-- Start of SOURCE DATA --

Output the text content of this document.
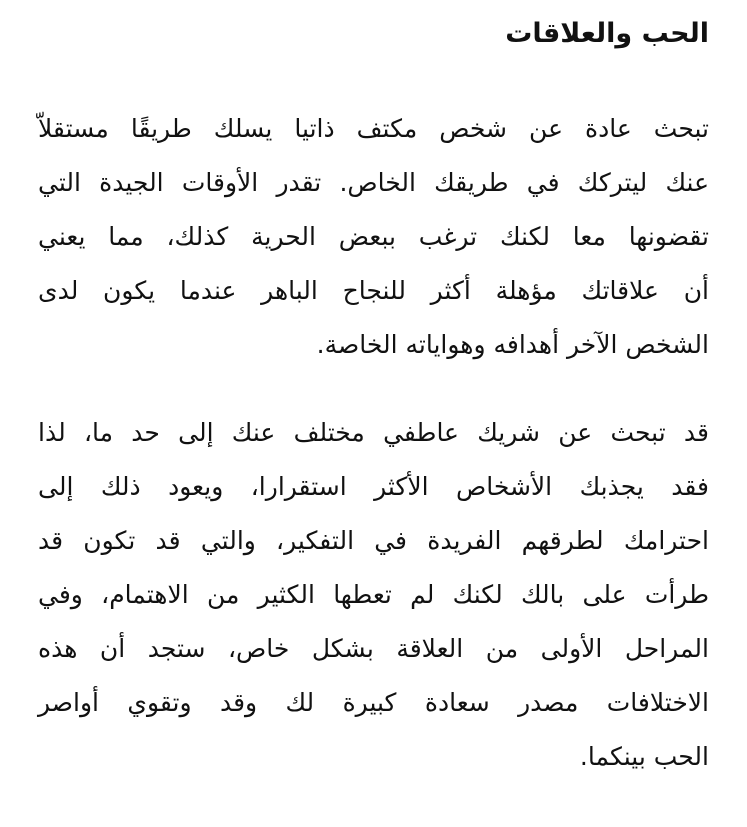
الحب والعلاقات

تبحث عادة عن شخص مكتف ذاتيا يسلك طريقًا مستقلاّ
عنك ليتركك في طريقك الخاص. تقدر الأوقات الجيدة التي
تقضونها معا لكنك ترغب ببعض الحرية كذلك، مما يعني
أن علاقاتك مؤهلة أكثر للنجاح الباهر عندما يكون لدى
الشخص الآخر أهدافه وهواياته الخاصة.

قد تبحث عن شريك عاطفي مختلف عنك إلى حد ما، لذا
فقد يجذبك الأشخاص الأكثر استقرارا، ويعود ذلك إلى
احترامك لطرقهم الفريدة في التفكير، والتي قد تكون قد
طرأت على بالك لكنك لم تعطها الكثير من الاهتمام، وفي
المراحل الأولى من العلاقة بشكل خاص، ستجد أن هذه
الاختلافات مصدر سعادة كبيرة لك وقد وتقوي أواصر
الحب بينكما.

-- End of SOURCE DATA --

Choose all lines containing the string "تبحث" and copy them out.

**ANSWER BELOW:**
تبحث عادة عن شخص مكتف ذاتيا يسلك طريقًا مستقلاّ
قد تبحث عن شريك عاطفي مختلف عنك إلى حد ما، لذا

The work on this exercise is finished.